### YOUR TASK:
Render every entry verbatim.

--- Start of DATA SUPPLIED ---

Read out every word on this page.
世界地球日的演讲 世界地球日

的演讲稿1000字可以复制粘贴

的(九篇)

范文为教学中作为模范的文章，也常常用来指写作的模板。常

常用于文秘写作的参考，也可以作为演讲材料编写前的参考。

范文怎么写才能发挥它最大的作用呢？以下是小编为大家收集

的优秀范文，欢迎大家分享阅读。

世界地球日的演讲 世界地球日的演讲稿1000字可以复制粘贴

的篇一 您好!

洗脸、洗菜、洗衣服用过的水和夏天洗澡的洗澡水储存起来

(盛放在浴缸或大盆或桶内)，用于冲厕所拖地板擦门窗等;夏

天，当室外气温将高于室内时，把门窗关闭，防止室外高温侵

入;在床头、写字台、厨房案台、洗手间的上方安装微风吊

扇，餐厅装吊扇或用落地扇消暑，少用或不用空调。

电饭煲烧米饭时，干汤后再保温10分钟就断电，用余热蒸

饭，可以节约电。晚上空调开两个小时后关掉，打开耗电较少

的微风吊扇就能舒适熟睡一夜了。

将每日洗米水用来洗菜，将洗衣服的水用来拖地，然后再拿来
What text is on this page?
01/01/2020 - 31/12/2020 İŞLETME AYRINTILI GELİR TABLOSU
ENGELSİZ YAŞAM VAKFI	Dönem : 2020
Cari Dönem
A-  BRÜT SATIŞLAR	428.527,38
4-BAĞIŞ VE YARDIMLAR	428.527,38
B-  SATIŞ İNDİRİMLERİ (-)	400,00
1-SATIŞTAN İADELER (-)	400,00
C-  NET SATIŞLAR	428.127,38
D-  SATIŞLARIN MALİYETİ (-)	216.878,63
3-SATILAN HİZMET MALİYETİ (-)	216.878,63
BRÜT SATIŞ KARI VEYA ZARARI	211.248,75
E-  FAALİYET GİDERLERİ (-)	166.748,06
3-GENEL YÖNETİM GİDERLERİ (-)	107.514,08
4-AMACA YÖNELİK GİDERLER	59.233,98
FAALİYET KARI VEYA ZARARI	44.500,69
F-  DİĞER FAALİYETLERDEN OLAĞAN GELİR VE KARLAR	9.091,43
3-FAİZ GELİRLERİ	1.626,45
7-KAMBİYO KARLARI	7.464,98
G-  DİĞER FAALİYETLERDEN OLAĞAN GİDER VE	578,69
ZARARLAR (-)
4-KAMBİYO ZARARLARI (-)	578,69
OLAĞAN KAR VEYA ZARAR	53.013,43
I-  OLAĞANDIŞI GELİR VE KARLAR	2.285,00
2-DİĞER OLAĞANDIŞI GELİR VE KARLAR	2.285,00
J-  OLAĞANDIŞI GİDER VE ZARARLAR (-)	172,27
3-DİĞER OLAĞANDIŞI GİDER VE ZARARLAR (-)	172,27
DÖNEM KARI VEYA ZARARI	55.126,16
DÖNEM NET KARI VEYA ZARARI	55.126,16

--- End of DATA SUPPLIED ---

### THE OUTPUT:
Read out every word on this page.
世界地球日的演讲 世界地球日

的演讲稿1000字可以复制粘贴

的(九篇)

范文为教学中作为模范的文章，也常常用来指写作的模板。常

常用于文秘写作的参考，也可以作为演讲材料编写前的参考。

范文怎么写才能发挥它最大的作用呢？以下是小编为大家收集

的优秀范文，欢迎大家分享阅读。

世界地球日的演讲 世界地球日的演讲稿1000字可以复制粘贴

的篇一 您好!

洗脸、洗菜、洗衣服用过的水和夏天洗澡的洗澡水储存起来

(盛放在浴缸或大盆或桶内)，用于冲厕所拖地板擦门窗等;夏

天，当室外气温将高于室内时，把门窗关闭，防止室外高温侵

入;在床头、写字台、厨房案台、洗手间的上方安装微风吊

扇，餐厅装吊扇或用落地扇消暑，少用或不用空调。

电饭煲烧米饭时，干汤后再保温10分钟就断电，用余热蒸

饭，可以节约电。晚上空调开两个小时后关掉，打开耗电较少

的微风吊扇就能舒适熟睡一夜了。

将每日洗米水用来洗菜，将洗衣服的水用来拖地，然后再拿来
What text is on this page?
01/01/2020 - 31/12/2020 İŞLETME AYRINTILI GELİR TABLOSU
ENGELSİZ YAŞAM VAKFI	Dönem : 2020
Cari Dönem
A-  BRÜT SATIŞLAR	428.527,38
4-BAĞIŞ VE YARDIMLAR	428.527,38
B-  SATIŞ İNDİRİMLERİ (-)	400,00
1-SATIŞTAN İADELER (-)	400,00
C-  NET SATIŞLAR	428.127,38
D-  SATIŞLARIN MALİYETİ (-)	216.878,63
3-SATILAN HİZMET MALİYETİ (-)	216.878,63
BRÜT SATIŞ KARI VEYA ZARARI	211.248,75
E-  FAALİYET GİDERLERİ (-)	166.748,06
3-GENEL YÖNETİM GİDERLERİ (-)	107.514,08
4-AMACA YÖNELİK GİDERLER	59.233,98
FAALİYET KARI VEYA ZARARI	44.500,69
F-  DİĞER FAALİYETLERDEN OLAĞAN GELİR VE KARLAR	9.091,43
3-FAİZ GELİRLERİ	1.626,45
7-KAMBİYO KARLARI	7.464,98
G-  DİĞER FAALİYETLERDEN OLAĞAN GİDER VE	578,69
ZARARLAR (-)
4-KAMBİYO ZARARLARI (-)	578,69
OLAĞAN KAR VEYA ZARAR	53.013,43
I-  OLAĞANDIŞI GELİR VE KARLAR	2.285,00
2-DİĞER OLAĞANDIŞI GELİR VE KARLAR	2.285,00
J-  OLAĞANDIŞI GİDER VE ZARARLAR (-)	172,27
3-DİĞER OLAĞANDIŞI GİDER VE ZARARLAR (-)	172,27
DÖNEM KARI VEYA ZARARI	55.126,16
DÖNEM NET KARI VEYA ZARARI	55.126,16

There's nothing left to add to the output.